* _Work to be completed_: List every line below containing "Frusemide".

[Chart and figure data]

================

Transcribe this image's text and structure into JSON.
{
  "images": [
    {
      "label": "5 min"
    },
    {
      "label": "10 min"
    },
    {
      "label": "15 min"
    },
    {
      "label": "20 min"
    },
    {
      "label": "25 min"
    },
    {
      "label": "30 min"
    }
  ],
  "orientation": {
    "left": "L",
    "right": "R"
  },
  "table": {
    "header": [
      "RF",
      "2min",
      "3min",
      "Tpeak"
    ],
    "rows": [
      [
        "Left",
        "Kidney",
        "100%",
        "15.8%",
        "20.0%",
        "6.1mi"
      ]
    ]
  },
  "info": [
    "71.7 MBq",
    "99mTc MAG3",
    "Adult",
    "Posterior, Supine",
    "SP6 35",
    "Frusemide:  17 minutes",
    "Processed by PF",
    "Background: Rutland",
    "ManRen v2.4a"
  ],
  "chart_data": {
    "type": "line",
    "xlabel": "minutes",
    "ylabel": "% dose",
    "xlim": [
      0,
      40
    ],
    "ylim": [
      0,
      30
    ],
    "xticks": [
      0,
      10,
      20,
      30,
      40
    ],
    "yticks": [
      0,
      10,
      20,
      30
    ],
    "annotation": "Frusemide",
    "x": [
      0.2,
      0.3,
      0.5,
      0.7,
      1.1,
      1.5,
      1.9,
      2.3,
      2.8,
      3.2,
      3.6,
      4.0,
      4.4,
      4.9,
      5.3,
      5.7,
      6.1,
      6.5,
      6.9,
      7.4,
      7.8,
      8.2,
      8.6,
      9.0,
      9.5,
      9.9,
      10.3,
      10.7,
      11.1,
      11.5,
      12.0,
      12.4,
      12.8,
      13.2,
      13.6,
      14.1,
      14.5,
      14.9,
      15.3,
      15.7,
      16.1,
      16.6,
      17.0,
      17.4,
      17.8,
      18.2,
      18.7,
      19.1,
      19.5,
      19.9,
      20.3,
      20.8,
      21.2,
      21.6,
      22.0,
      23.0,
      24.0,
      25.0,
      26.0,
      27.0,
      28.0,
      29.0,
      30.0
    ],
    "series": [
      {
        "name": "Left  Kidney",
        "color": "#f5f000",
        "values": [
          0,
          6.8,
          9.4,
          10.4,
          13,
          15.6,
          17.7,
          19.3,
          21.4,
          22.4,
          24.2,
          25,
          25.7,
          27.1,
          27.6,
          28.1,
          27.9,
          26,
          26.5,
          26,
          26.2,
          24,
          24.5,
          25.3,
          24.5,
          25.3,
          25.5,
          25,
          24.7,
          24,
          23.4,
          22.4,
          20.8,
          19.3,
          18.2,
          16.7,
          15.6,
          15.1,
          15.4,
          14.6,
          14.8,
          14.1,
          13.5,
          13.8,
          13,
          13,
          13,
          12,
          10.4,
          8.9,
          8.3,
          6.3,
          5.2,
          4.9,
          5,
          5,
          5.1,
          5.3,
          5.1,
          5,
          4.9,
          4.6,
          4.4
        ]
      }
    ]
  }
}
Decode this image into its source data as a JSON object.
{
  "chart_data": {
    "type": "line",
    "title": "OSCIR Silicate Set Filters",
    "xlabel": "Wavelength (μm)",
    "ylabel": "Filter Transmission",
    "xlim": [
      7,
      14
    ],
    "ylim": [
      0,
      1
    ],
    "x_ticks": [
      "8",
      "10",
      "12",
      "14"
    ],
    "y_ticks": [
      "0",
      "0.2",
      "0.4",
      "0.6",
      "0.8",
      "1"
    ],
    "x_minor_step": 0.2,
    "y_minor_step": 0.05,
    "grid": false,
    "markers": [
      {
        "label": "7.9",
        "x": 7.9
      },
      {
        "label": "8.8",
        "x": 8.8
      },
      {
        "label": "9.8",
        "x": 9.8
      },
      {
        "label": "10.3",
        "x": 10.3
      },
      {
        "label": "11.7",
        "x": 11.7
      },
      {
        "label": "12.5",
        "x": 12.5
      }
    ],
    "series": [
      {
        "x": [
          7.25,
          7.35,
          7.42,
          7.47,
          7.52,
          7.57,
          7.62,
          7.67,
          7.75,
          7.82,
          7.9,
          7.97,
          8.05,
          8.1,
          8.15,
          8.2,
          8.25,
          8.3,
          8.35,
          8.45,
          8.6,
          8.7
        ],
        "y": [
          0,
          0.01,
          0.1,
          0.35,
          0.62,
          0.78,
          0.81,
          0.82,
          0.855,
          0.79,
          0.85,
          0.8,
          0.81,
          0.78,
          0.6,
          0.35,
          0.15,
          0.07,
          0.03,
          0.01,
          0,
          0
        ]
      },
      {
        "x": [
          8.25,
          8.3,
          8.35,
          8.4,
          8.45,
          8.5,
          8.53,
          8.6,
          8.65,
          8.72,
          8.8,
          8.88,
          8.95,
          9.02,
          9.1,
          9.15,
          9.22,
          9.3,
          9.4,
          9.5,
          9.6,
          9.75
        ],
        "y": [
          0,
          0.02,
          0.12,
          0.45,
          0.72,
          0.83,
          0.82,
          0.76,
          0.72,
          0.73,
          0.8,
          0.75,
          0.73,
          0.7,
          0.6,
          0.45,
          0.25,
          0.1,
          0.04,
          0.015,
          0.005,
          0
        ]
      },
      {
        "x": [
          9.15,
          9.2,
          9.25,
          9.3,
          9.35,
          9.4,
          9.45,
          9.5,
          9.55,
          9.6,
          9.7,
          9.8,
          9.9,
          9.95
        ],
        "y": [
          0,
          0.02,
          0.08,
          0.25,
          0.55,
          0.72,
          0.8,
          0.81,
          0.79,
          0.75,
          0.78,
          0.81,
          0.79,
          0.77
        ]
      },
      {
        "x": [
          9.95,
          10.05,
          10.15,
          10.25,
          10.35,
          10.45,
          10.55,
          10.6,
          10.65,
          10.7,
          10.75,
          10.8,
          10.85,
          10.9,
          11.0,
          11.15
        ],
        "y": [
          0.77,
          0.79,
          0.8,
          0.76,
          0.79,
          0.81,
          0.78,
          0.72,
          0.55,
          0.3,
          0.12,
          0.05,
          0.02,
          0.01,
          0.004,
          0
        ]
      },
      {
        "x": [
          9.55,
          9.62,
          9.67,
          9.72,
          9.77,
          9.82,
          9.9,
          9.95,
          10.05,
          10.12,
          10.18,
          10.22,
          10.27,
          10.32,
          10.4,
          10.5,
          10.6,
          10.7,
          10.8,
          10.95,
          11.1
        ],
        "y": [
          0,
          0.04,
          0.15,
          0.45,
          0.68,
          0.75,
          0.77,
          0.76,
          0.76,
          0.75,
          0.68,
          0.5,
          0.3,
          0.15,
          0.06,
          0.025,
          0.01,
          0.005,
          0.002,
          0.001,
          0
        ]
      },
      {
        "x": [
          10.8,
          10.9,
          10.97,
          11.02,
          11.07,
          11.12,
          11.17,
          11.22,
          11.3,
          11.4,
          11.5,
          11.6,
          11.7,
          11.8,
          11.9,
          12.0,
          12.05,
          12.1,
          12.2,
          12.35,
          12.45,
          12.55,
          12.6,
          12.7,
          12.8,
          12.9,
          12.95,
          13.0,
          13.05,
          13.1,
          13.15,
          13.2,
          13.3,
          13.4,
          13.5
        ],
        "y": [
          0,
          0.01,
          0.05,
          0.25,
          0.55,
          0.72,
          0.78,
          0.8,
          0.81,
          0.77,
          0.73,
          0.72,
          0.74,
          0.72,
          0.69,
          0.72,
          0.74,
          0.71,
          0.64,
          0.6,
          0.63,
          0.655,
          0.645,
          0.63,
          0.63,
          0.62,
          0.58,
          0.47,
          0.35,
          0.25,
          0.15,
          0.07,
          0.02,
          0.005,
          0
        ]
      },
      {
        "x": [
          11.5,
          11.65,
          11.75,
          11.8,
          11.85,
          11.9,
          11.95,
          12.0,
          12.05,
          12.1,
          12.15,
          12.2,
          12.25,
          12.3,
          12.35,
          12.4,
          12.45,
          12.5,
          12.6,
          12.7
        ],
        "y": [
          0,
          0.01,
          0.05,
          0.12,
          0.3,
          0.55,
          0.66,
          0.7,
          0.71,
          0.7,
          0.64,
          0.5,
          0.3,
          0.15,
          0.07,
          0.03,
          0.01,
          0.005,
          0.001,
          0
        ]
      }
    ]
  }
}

================

* _Output of the exercise_:
    "Frusemide:  17 minutes",
    "annotation": "Frusemide",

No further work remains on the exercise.